> What is needed: Wherever a line in the data below holds "this", copy that line.

+++++

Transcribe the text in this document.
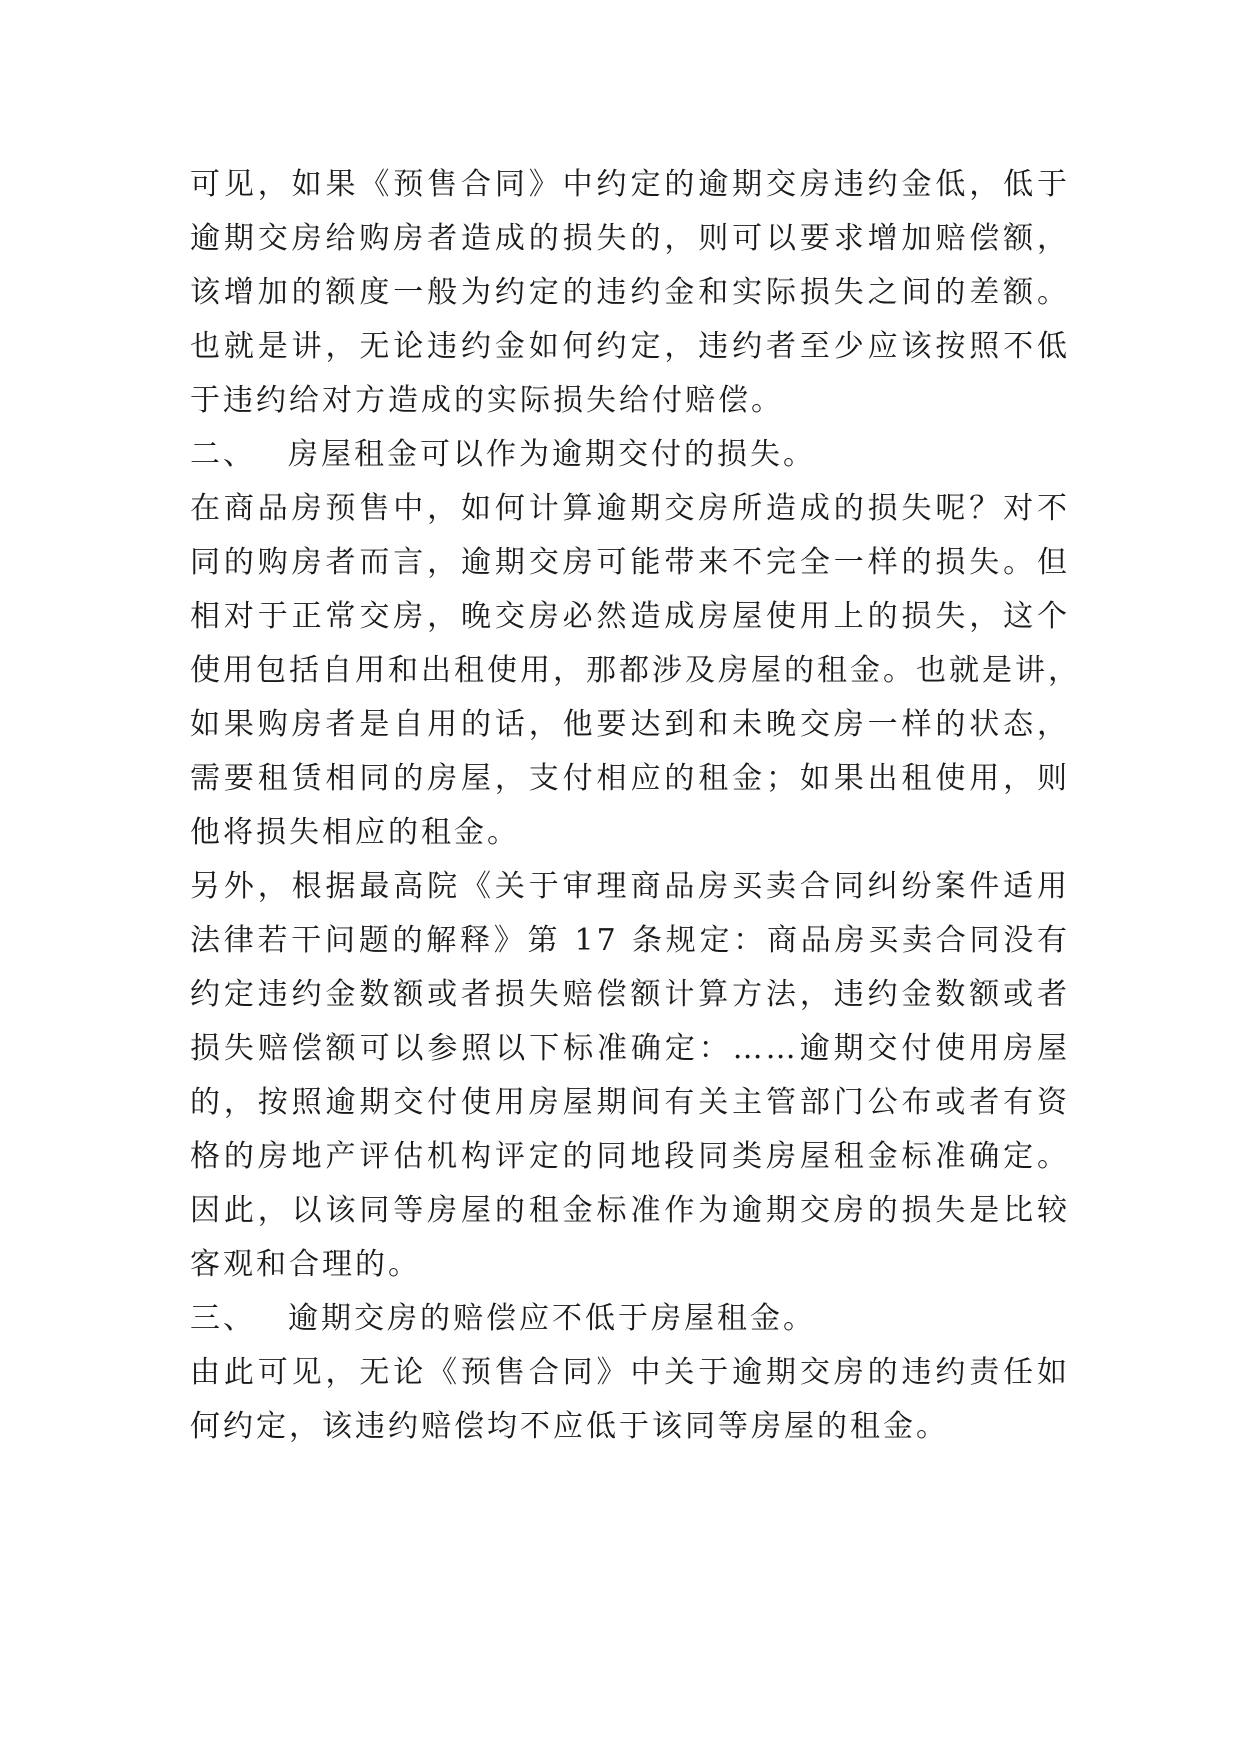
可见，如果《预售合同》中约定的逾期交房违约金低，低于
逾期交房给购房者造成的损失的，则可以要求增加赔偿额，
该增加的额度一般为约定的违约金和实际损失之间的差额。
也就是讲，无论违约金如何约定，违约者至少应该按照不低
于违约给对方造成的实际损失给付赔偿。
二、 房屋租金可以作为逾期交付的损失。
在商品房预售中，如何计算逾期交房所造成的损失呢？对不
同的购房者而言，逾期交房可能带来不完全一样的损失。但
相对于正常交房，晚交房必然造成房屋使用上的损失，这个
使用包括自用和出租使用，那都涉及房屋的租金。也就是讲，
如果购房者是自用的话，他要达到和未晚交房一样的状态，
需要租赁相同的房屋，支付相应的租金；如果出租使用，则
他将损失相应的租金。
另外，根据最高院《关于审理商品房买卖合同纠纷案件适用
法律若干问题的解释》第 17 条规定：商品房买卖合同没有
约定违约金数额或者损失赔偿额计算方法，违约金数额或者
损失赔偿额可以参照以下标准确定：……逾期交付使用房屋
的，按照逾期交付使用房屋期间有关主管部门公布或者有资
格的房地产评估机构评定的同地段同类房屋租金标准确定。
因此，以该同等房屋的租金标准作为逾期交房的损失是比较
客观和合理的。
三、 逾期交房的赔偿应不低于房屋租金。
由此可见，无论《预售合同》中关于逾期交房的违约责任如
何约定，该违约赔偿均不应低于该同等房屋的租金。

+++++

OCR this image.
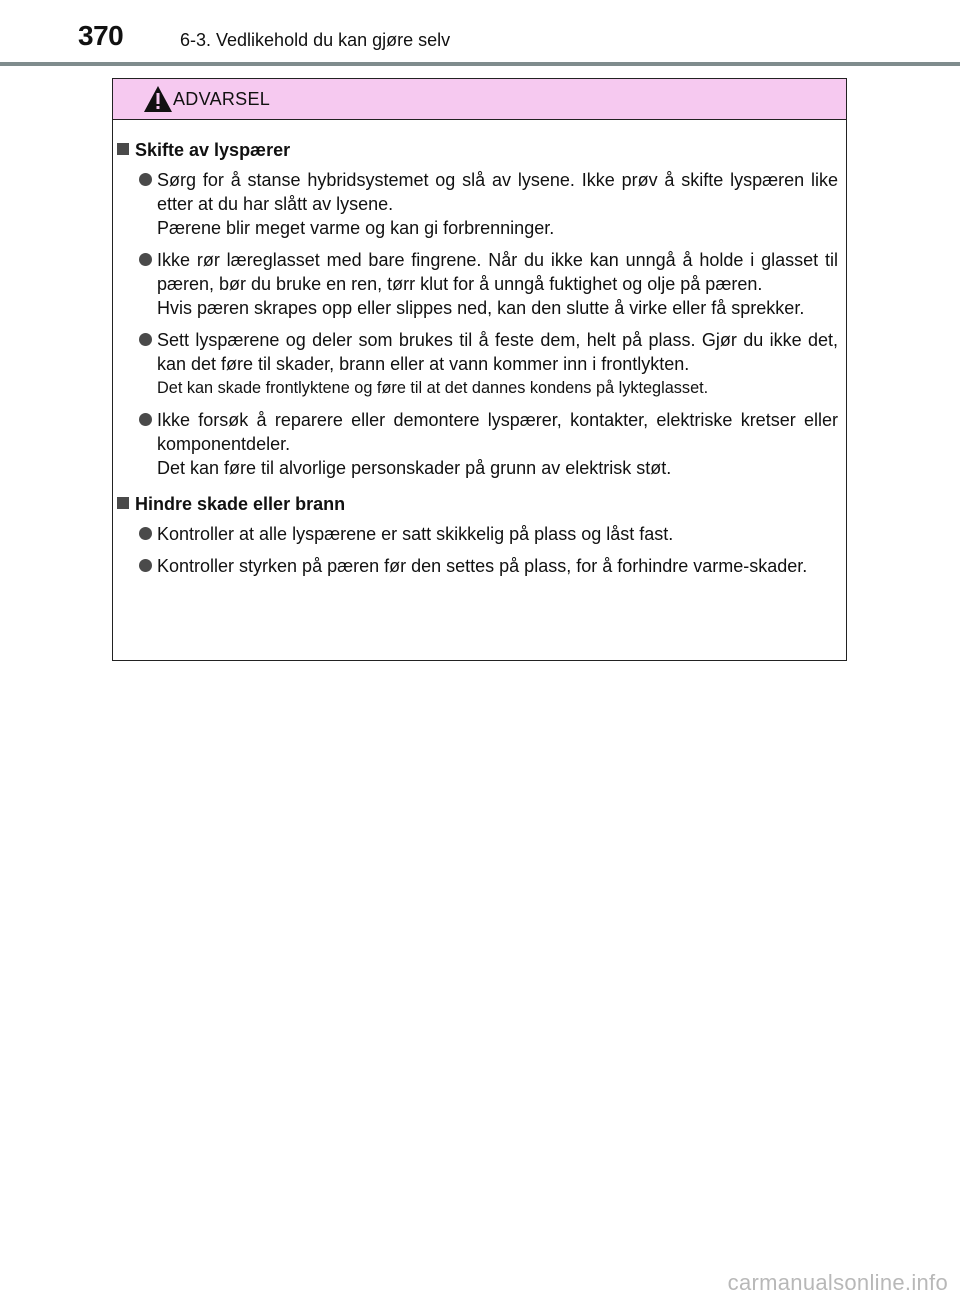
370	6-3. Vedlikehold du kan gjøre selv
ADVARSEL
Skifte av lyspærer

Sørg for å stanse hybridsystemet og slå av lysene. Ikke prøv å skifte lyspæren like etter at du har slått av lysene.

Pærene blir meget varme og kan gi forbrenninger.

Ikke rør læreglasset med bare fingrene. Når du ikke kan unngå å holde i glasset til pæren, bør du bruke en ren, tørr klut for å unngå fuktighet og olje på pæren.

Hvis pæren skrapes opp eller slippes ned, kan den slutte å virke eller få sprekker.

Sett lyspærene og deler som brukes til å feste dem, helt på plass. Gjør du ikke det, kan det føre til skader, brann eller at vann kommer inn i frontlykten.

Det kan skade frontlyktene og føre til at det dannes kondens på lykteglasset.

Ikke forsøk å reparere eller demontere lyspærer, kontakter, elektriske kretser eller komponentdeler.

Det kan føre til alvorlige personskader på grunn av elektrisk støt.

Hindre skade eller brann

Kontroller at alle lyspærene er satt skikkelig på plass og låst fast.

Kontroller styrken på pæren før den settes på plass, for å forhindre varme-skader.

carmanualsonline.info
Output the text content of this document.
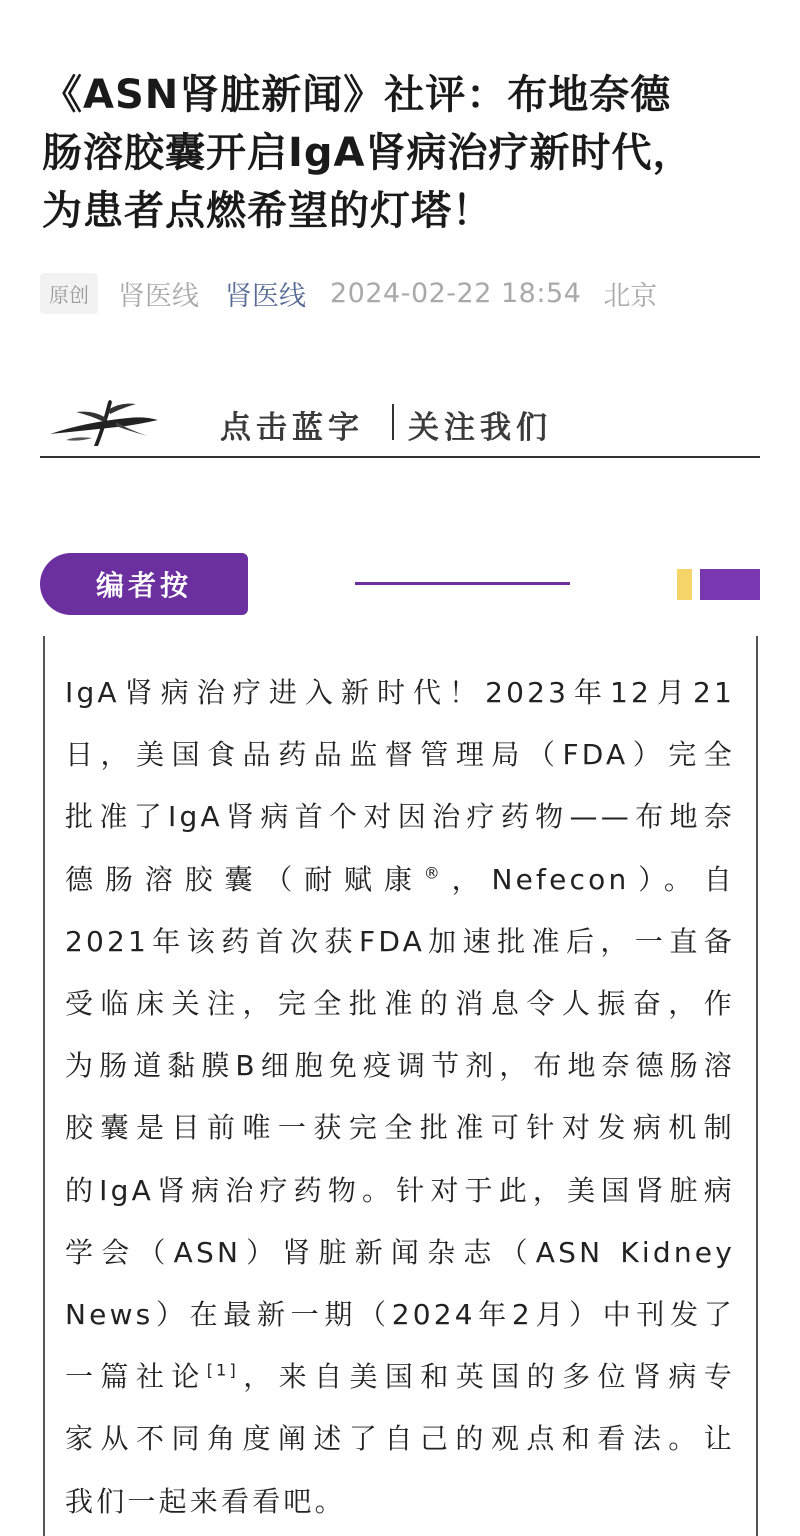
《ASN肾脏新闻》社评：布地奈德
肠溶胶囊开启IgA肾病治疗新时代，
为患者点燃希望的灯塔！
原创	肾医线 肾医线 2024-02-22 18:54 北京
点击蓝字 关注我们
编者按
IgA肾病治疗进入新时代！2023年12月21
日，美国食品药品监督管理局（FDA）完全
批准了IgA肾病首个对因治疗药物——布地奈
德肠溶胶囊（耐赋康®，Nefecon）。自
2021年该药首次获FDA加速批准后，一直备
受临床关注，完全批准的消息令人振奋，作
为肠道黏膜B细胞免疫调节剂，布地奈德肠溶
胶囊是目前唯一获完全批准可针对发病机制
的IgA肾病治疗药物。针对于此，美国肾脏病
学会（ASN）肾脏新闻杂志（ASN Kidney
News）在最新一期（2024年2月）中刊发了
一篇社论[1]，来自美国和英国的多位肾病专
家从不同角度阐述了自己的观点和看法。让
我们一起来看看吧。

+++++

> Finished answer:
Transcribe the text in this document.
OCR this image.
Output the text content of this document.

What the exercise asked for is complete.